» **Work to be completed**: Output solely the number of lines containing the string "peir".

» **Records provided**:

□ □ □

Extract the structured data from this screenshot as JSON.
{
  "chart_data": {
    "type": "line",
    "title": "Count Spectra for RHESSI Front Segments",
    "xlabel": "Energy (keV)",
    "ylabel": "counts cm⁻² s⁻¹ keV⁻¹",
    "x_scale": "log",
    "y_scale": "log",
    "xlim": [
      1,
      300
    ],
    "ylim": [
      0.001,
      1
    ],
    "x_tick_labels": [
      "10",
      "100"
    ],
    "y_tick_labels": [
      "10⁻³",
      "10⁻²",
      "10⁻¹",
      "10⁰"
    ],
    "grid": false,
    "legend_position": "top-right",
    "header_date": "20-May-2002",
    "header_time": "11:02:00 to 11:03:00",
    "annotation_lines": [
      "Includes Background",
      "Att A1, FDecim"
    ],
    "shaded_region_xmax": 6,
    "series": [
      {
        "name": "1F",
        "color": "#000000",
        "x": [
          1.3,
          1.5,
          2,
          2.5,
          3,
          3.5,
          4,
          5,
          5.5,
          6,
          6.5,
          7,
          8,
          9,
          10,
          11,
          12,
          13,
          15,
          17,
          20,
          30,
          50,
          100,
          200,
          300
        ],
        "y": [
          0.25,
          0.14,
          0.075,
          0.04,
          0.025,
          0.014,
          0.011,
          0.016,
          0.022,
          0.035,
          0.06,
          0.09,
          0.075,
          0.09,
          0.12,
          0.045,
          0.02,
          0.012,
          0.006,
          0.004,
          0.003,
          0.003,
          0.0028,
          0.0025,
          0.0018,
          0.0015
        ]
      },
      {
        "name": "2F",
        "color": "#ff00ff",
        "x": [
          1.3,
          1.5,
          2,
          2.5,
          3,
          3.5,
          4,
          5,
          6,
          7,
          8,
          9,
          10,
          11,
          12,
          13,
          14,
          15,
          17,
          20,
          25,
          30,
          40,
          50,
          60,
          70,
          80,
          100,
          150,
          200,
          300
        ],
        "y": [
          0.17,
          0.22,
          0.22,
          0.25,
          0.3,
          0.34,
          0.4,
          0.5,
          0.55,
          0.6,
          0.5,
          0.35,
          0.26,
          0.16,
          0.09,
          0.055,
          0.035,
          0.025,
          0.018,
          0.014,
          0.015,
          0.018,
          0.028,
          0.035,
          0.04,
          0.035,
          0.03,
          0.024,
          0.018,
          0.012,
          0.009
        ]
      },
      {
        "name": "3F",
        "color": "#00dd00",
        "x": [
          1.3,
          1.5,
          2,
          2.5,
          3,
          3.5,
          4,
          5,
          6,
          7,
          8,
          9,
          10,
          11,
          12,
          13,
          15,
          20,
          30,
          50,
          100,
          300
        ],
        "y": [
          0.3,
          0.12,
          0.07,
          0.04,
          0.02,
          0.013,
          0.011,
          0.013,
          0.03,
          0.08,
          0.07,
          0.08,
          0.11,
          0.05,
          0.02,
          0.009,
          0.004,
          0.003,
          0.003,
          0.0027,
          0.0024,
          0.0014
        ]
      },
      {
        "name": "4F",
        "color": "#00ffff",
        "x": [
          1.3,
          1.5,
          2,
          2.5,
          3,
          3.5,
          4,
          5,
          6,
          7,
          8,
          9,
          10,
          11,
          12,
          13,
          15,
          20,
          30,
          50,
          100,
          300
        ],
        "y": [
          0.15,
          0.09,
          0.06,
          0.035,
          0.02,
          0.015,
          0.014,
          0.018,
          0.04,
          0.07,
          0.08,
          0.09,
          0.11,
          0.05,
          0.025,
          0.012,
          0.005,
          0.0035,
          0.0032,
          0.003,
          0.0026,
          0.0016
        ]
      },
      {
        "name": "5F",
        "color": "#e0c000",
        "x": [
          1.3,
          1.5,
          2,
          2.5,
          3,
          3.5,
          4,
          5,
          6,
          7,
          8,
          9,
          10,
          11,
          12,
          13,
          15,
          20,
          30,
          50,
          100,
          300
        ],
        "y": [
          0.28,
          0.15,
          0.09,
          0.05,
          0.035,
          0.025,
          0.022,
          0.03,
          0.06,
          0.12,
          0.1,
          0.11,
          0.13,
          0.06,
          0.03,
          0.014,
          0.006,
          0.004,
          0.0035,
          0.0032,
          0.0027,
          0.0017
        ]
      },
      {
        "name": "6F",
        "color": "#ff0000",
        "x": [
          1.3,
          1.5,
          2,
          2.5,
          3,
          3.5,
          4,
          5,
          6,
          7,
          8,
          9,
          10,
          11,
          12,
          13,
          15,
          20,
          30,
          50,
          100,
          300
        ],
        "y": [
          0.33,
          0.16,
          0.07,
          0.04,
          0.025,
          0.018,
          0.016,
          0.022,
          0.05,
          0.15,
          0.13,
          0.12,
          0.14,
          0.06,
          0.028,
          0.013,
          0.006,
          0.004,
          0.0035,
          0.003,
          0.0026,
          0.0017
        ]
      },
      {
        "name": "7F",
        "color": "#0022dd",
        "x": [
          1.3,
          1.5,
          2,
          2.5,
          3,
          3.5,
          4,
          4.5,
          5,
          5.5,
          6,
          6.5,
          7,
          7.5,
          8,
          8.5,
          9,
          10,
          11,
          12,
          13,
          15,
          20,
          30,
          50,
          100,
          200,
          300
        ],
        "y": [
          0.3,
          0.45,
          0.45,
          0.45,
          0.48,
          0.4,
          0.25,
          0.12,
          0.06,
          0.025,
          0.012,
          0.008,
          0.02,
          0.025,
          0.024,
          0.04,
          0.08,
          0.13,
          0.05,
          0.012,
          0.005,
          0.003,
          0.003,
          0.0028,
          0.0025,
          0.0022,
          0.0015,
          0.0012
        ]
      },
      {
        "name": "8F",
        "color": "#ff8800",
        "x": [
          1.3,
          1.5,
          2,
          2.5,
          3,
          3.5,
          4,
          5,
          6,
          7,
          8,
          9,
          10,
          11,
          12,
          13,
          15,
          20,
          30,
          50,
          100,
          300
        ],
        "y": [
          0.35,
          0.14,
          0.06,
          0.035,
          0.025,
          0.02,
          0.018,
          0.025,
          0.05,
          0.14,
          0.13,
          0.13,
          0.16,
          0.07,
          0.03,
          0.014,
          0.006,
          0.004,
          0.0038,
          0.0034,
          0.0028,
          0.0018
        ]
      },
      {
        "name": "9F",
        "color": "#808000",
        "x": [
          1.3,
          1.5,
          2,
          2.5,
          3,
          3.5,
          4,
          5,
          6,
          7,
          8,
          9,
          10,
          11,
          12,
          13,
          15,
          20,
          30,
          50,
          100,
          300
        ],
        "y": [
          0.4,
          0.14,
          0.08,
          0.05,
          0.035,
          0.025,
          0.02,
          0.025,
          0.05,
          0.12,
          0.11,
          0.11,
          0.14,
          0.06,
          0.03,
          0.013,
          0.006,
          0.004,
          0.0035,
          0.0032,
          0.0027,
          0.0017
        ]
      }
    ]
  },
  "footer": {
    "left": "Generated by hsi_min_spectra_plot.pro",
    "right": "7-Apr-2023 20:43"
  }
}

□ □ □

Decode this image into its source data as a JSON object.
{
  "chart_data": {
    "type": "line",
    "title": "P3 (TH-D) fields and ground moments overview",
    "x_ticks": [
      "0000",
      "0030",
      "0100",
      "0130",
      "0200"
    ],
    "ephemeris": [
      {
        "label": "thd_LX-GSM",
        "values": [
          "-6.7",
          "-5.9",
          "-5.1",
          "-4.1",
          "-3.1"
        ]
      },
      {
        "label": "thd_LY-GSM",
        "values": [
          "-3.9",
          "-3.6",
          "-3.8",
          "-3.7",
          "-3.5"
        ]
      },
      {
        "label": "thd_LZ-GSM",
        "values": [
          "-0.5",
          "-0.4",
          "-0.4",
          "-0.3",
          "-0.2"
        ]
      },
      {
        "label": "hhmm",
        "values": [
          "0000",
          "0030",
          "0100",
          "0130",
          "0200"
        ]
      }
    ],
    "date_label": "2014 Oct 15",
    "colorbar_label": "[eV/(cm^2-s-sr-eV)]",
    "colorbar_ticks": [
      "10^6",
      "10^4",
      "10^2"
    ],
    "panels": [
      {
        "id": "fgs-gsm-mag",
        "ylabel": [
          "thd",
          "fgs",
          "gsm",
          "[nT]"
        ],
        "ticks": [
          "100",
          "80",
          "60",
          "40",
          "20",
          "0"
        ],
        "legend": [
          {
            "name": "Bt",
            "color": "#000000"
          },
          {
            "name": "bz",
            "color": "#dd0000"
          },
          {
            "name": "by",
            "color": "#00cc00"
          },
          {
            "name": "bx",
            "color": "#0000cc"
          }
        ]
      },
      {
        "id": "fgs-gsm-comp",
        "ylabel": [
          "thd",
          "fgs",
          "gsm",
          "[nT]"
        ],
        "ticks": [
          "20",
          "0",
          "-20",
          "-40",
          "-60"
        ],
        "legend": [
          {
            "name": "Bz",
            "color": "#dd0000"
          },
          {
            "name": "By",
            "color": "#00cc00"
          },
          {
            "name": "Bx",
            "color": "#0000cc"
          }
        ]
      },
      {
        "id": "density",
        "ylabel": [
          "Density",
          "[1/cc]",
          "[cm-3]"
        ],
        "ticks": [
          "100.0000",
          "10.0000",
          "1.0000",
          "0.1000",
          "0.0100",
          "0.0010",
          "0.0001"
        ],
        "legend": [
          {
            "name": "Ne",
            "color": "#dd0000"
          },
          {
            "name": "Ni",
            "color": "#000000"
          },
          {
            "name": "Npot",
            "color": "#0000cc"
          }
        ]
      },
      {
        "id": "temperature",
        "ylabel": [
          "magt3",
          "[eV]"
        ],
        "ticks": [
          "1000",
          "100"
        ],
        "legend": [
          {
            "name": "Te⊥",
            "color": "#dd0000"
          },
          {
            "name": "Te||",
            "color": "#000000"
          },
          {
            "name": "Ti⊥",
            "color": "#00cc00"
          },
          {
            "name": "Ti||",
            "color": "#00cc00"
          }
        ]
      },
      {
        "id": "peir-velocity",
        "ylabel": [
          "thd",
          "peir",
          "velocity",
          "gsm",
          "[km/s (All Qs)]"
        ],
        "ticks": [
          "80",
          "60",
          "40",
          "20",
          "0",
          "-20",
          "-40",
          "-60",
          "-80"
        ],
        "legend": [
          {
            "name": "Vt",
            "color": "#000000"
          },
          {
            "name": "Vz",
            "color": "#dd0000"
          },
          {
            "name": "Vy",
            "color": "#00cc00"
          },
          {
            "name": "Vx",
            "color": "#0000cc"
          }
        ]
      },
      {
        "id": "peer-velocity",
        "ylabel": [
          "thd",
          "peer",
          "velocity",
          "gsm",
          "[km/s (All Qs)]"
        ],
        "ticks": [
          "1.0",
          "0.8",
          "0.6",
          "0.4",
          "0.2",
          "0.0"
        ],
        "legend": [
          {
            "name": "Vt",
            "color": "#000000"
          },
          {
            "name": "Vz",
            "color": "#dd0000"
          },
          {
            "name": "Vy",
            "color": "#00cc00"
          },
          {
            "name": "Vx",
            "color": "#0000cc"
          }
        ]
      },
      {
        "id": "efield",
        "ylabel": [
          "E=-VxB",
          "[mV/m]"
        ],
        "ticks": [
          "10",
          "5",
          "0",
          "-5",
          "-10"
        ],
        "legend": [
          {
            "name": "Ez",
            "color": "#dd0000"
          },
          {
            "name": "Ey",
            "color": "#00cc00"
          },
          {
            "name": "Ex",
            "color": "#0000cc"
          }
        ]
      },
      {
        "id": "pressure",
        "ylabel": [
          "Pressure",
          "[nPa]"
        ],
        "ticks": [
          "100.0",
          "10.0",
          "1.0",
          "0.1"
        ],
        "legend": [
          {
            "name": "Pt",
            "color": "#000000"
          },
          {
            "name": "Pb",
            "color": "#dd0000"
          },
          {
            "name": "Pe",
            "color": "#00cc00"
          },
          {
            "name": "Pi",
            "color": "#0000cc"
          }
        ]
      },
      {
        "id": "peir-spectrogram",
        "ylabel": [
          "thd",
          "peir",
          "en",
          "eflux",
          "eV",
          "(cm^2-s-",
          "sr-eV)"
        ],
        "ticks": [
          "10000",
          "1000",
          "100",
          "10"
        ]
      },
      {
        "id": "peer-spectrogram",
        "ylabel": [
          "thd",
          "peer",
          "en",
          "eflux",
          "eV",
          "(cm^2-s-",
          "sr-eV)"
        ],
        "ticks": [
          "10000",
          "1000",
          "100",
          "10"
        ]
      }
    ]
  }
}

□ □ □

» **Result**: 4